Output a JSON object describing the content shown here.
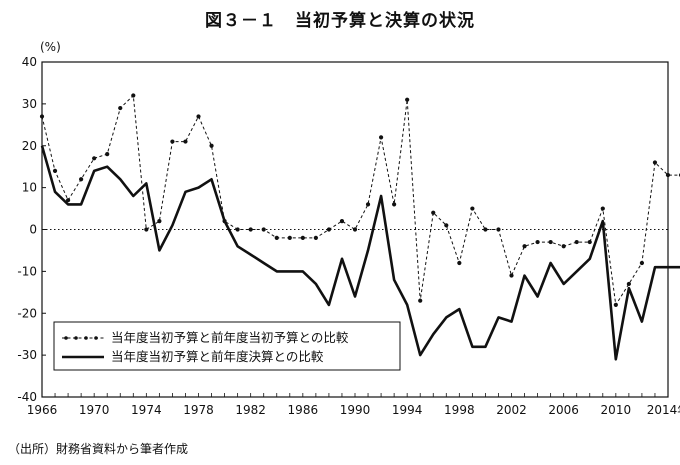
{
  "title": "図３－１　当初予算と決算の状況",
  "unit": "(%)",
  "source": "（出所）財務省資料から筆者作成",
  "chart_data": {
    "type": "line",
    "title": "図３－１　当初予算と決算の状況",
    "ylabel": "(%)",
    "xlabel": "",
    "ylim": [
      -40,
      40
    ],
    "xlim": [
      1966,
      2014
    ],
    "yticks": [
      "40",
      "30",
      "20",
      "10",
      "0",
      "-10",
      "-20",
      "-30",
      "-40"
    ],
    "xtick_labels": [
      "1966",
      "1970",
      "1974",
      "1978",
      "1982",
      "1986",
      "1990",
      "1994",
      "1998",
      "2002",
      "2006",
      "2010",
      "2014年"
    ],
    "legend_position": "bottom-left",
    "grid": false,
    "zero_line": "dotted",
    "x": [
      1966,
      1967,
      1968,
      1969,
      1970,
      1971,
      1972,
      1973,
      1974,
      1975,
      1976,
      1977,
      1978,
      1979,
      1980,
      1981,
      1982,
      1983,
      1984,
      1985,
      1986,
      1987,
      1988,
      1989,
      1990,
      1991,
      1992,
      1993,
      1994,
      1995,
      1996,
      1997,
      1998,
      1999,
      2000,
      2001,
      2002,
      2003,
      2004,
      2005,
      2006,
      2007,
      2008,
      2009,
      2010,
      2011,
      2012,
      2013,
      2014,
      2015
    ],
    "series": [
      {
        "name": "当年度当初予算と前年度当初予算との比較",
        "style": "dashed-with-markers",
        "values": [
          27,
          14,
          7,
          12,
          17,
          18,
          29,
          32,
          0,
          2,
          21,
          21,
          27,
          20,
          2,
          0,
          0,
          0,
          -2,
          -2,
          -2,
          -2,
          0,
          2,
          0,
          6,
          22,
          6,
          31,
          -17,
          4,
          1,
          -8,
          5,
          0,
          0,
          -11,
          -4,
          -3,
          -3,
          -4,
          -3,
          -3,
          5,
          -18,
          -13,
          -8,
          16,
          13,
          13
        ]
      },
      {
        "name": "当年度当初予算と前年度決算との比較",
        "style": "solid",
        "values": [
          20,
          9,
          6,
          6,
          14,
          15,
          12,
          8,
          11,
          -5,
          1,
          9,
          10,
          12,
          2,
          -4,
          -6,
          -8,
          -10,
          -10,
          -10,
          -13,
          -18,
          -7,
          -16,
          -5,
          8,
          -12,
          -18,
          -30,
          -25,
          -21,
          -19,
          -28,
          -28,
          -21,
          -22,
          -11,
          -16,
          -8,
          -13,
          -10,
          -7,
          2,
          -31,
          -14,
          -22,
          -9,
          -9,
          -9
        ]
      }
    ]
  }
}
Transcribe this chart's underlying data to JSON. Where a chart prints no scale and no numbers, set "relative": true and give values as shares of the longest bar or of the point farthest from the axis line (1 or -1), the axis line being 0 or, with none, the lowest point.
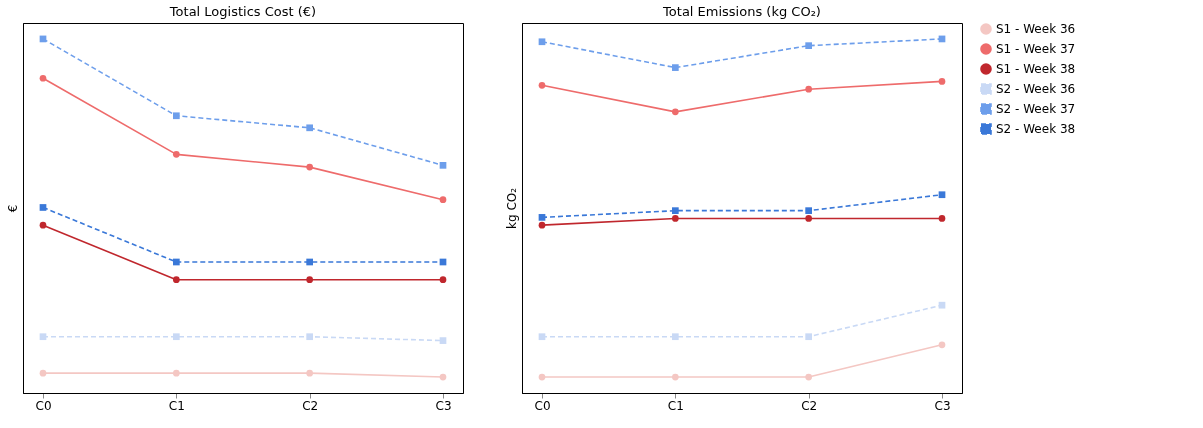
{
  "chart_data": [
    {
      "type": "line",
      "title": "Total Logistics Cost (€)",
      "ylabel": "€",
      "relative": true,
      "categories": [
        "C0",
        "C1",
        "C2",
        "C3"
      ],
      "grid": false,
      "legend": false,
      "series": [
        {
          "color": "#f4c7c3",
          "marker": "circle",
          "line_style": "solid",
          "values": [
            0.056,
            0.056,
            0.056,
            0.045
          ]
        },
        {
          "color": "#ee6b6b",
          "marker": "circle",
          "line_style": "solid",
          "values": [
            0.889,
            0.674,
            0.638,
            0.546
          ]
        },
        {
          "color": "#c0272d",
          "marker": "circle",
          "line_style": "solid",
          "values": [
            0.474,
            0.32,
            0.32,
            0.32
          ]
        },
        {
          "color": "#c9d9f5",
          "marker": "square",
          "line_style": "dashed",
          "values": [
            0.159,
            0.159,
            0.159,
            0.148
          ]
        },
        {
          "color": "#6d9eeb",
          "marker": "square",
          "line_style": "dashed",
          "values": [
            1,
            0.783,
            0.749,
            0.643
          ]
        },
        {
          "color": "#3a78d8",
          "marker": "square",
          "line_style": "dashed",
          "values": [
            0.524,
            0.37,
            0.37,
            0.37
          ]
        }
      ]
    },
    {
      "type": "line",
      "title": "Total Emissions (kg CO₂)",
      "ylabel": "kg CO₂",
      "relative": true,
      "categories": [
        "C0",
        "C1",
        "C2",
        "C3"
      ],
      "grid": false,
      "legend": "right",
      "series": [
        {
          "name": "S1 - Week 36",
          "color": "#f4c7c3",
          "marker": "circle",
          "line_style": "solid",
          "values": [
            0.045,
            0.045,
            0.045,
            0.136
          ]
        },
        {
          "name": "S1 - Week 37",
          "color": "#ee6b6b",
          "marker": "circle",
          "line_style": "solid",
          "values": [
            0.869,
            0.794,
            0.858,
            0.88
          ]
        },
        {
          "name": "S1 - Week 38",
          "color": "#c0272d",
          "marker": "circle",
          "line_style": "solid",
          "values": [
            0.474,
            0.493,
            0.493,
            0.493
          ]
        },
        {
          "name": "S2 - Week 36",
          "color": "#c9d9f5",
          "marker": "square",
          "line_style": "dashed",
          "values": [
            0.159,
            0.159,
            0.159,
            0.248
          ]
        },
        {
          "name": "S2 - Week 37",
          "color": "#6d9eeb",
          "marker": "square",
          "line_style": "dashed",
          "values": [
            0.992,
            0.919,
            0.981,
            1
          ]
        },
        {
          "name": "S2 - Week 38",
          "color": "#3a78d8",
          "marker": "square",
          "line_style": "dashed",
          "values": [
            0.496,
            0.515,
            0.515,
            0.56
          ]
        }
      ]
    }
  ]
}
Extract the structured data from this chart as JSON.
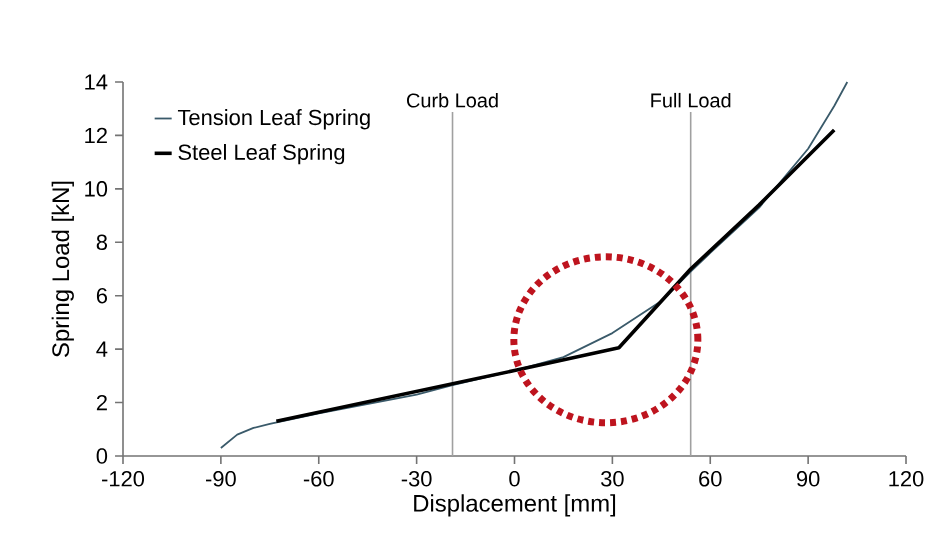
{
  "chart_data": {
    "type": "line",
    "xlabel": "Displacement [mm]",
    "ylabel": "Spring Load [kN]",
    "xlim": [
      -120,
      120
    ],
    "xticks": [
      -120,
      -90,
      -60,
      -30,
      0,
      30,
      60,
      90,
      120
    ],
    "ylim": [
      0,
      14
    ],
    "yticks": [
      0,
      2,
      4,
      6,
      8,
      10,
      12,
      14
    ],
    "legend": "top left",
    "series": [
      {
        "name": "Tension Leaf Spring",
        "color": "#3a5a6a",
        "x": [
          -90,
          -85,
          -80,
          -75,
          -60,
          -45,
          -30,
          -19,
          0,
          15,
          30,
          45,
          54,
          60,
          75,
          90,
          98,
          102
        ],
        "values": [
          0.3,
          0.8,
          1.05,
          1.2,
          1.6,
          1.95,
          2.3,
          2.65,
          3.2,
          3.7,
          4.6,
          5.8,
          6.9,
          7.6,
          9.3,
          11.5,
          13.1,
          14
        ]
      },
      {
        "name": "Steel Leaf Spring",
        "color": "#000000",
        "x": [
          -73,
          0,
          32,
          54,
          75,
          98
        ],
        "values": [
          1.3,
          3.2,
          4.05,
          7.0,
          9.4,
          12.2
        ]
      }
    ],
    "ref_lines": [
      {
        "axis": "x",
        "value": -19,
        "label": "Curb Load",
        "color": "#a0a0a0"
      },
      {
        "axis": "x",
        "value": 54,
        "label": "Full Load",
        "color": "#a0a0a0"
      }
    ]
  }
}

※

▶ _Instruction_:
Every record must be copied exactly, with images dropped from the result.

▶ _Solution for this task_:
Output a JSON object describing the content shown here.
{
  "title": "図３－１　当初予算と決算の状況",
  "unit": "(%)",
  "source": "（出所）財務省資料から筆者作成",
  "chart_data": {
    "type": "line",
    "title": "図３－１　当初予算と決算の状況",
    "ylabel": "(%)",
    "xlabel": "",
    "ylim": [
      -40,
      40
    ],
    "xlim": [
      1966,
      2014
    ],
    "yticks": [
      "40",
      "30",
      "20",
      "10",
      "0",
      "-10",
      "-20",
      "-30",
      "-40"
    ],
    "xtick_labels": [
      "1966",
      "1970",
      "1974",
      "1978",
      "1982",
      "1986",
      "1990",
      "1994",
      "1998",
      "2002",
      "2006",
      "2010",
      "2014年"
    ],
    "legend_position": "bottom-left",
    "grid": false,
    "zero_line": "dotted",
    "x": [
      1966,
      1967,
      1968,
      1969,
      1970,
      1971,
      1972,
      1973,
      1974,
      1975,
      1976,
      1977,
      1978,
      1979,
      1980,
      1981,
      1982,
      1983,
      1984,
      1985,
      1986,
      1987,
      1988,
      1989,
      1990,
      1991,
      1992,
      1993,
      1994,
      1995,
      1996,
      1997,
      1998,
      1999,
      2000,
      2001,
      2002,
      2003,
      2004,
      2005,
      2006,
      2007,
      2008,
      2009,
      2010,
      2011,
      2012,
      2013,
      2014,
      2015
    ],
    "series": [
      {
        "name": "当年度当初予算と前年度当初予算との比較",
        "style": "dashed-with-markers",
        "values": [
          27,
          14,
          7,
          12,
          17,
          18,
          29,
          32,
          0,
          2,
          21,
          21,
          27,
          20,
          2,
          0,
          0,
          0,
          -2,
          -2,
          -2,
          -2,
          0,
          2,
          0,
          6,
          22,
          6,
          31,
          -17,
          4,
          1,
          -8,
          5,
          0,
          0,
          -11,
          -4,
          -3,
          -3,
          -4,
          -3,
          -3,
          5,
          -18,
          -13,
          -8,
          16,
          13,
          13
        ]
      },
      {
        "name": "当年度当初予算と前年度決算との比較",
        "style": "solid",
        "values": [
          20,
          9,
          6,
          6,
          14,
          15,
          12,
          8,
          11,
          -5,
          1,
          9,
          10,
          12,
          2,
          -4,
          -6,
          -8,
          -10,
          -10,
          -10,
          -13,
          -18,
          -7,
          -16,
          -5,
          8,
          -12,
          -18,
          -30,
          -25,
          -21,
          -19,
          -28,
          -28,
          -21,
          -22,
          -11,
          -16,
          -8,
          -13,
          -10,
          -7,
          2,
          -31,
          -14,
          -22,
          -9,
          -9,
          -9
        ]
      }
    ]
  }
}
Transcribe this chart's underlying data to JSON. Where a chart prints no scale and no numbers, set "relative": true and give values as shares of the longest bar or of the point farthest from the axis line (1 or -1), the axis line being 0 or, with none, the lowest point.
{
  "chart_data": [
    {
      "type": "line",
      "title": "Total Logistics Cost (€)",
      "ylabel": "€",
      "relative": true,
      "categories": [
        "C0",
        "C1",
        "C2",
        "C3"
      ],
      "grid": false,
      "legend": false,
      "series": [
        {
          "color": "#f4c7c3",
          "marker": "circle",
          "line_style": "solid",
          "values": [
            0.056,
            0.056,
            0.056,
            0.045
          ]
        },
        {
          "color": "#ee6b6b",
          "marker": "circle",
          "line_style": "solid",
          "values": [
            0.889,
            0.674,
            0.638,
            0.546
          ]
        },
        {
          "color": "#c0272d",
          "marker": "circle",
          "line_style": "solid",
          "values": [
            0.474,
            0.32,
            0.32,
            0.32
          ]
        },
        {
          "color": "#c9d9f5",
          "marker": "square",
          "line_style": "dashed",
          "values": [
            0.159,
            0.159,
            0.159,
            0.148
          ]
        },
        {
          "color": "#6d9eeb",
          "marker": "square",
          "line_style": "dashed",
          "values": [
            1,
            0.783,
            0.749,
            0.643
          ]
        },
        {
          "color": "#3a78d8",
          "marker": "square",
          "line_style": "dashed",
          "values": [
            0.524,
            0.37,
            0.37,
            0.37
          ]
        }
      ]
    },
    {
      "type": "line",
      "title": "Total Emissions (kg CO₂)",
      "ylabel": "kg CO₂",
      "relative": true,
      "categories": [
        "C0",
        "C1",
        "C2",
        "C3"
      ],
      "grid": false,
      "legend": "right",
      "series": [
        {
          "name": "S1 - Week 36",
          "color": "#f4c7c3",
          "marker": "circle",
          "line_style": "solid",
          "values": [
            0.045,
            0.045,
            0.045,
            0.136
          ]
        },
        {
          "name": "S1 - Week 37",
          "color": "#ee6b6b",
          "marker": "circle",
          "line_style": "solid",
          "values": [
            0.869,
            0.794,
            0.858,
            0.88
          ]
        },
        {
          "name": "S1 - Week 38",
          "color": "#c0272d",
          "marker": "circle",
          "line_style": "solid",
          "values": [
            0.474,
            0.493,
            0.493,
            0.493
          ]
        },
        {
          "name": "S2 - Week 36",
          "color": "#c9d9f5",
          "marker": "square",
          "line_style": "dashed",
          "values": [
            0.159,
            0.159,
            0.159,
            0.248
          ]
        },
        {
          "name": "S2 - Week 37",
          "color": "#6d9eeb",
          "marker": "square",
          "line_style": "dashed",
          "values": [
            0.992,
            0.919,
            0.981,
            1
          ]
        },
        {
          "name": "S2 - Week 38",
          "color": "#3a78d8",
          "marker": "square",
          "line_style": "dashed",
          "values": [
            0.496,
            0.515,
            0.515,
            0.56
          ]
        }
      ]
    }
  ]
}
Extract the structured data from this chart as JSON.
{
  "chart_data": {
    "type": "line",
    "xlabel": "Displacement [mm]",
    "ylabel": "Spring Load [kN]",
    "xlim": [
      -120,
      120
    ],
    "xticks": [
      -120,
      -90,
      -60,
      -30,
      0,
      30,
      60,
      90,
      120
    ],
    "ylim": [
      0,
      14
    ],
    "yticks": [
      0,
      2,
      4,
      6,
      8,
      10,
      12,
      14
    ],
    "legend": "top left",
    "series": [
      {
        "name": "Tension Leaf Spring",
        "color": "#3a5a6a",
        "x": [
          -90,
          -85,
          -80,
          -75,
          -60,
          -45,
          -30,
          -19,
          0,
          15,
          30,
          45,
          54,
          60,
          75,
          90,
          98,
          102
        ],
        "values": [
          0.3,
          0.8,
          1.05,
          1.2,
          1.6,
          1.95,
          2.3,
          2.65,
          3.2,
          3.7,
          4.6,
          5.8,
          6.9,
          7.6,
          9.3,
          11.5,
          13.1,
          14
        ]
      },
      {
        "name": "Steel Leaf Spring",
        "color": "#000000",
        "x": [
          -73,
          0,
          32,
          54,
          75,
          98
        ],
        "values": [
          1.3,
          3.2,
          4.05,
          7.0,
          9.4,
          12.2
        ]
      }
    ],
    "ref_lines": [
      {
        "axis": "x",
        "value": -19,
        "label": "Curb Load",
        "color": "#a0a0a0"
      },
      {
        "axis": "x",
        "value": 54,
        "label": "Full Load",
        "color": "#a0a0a0"
      }
    ]
  }
}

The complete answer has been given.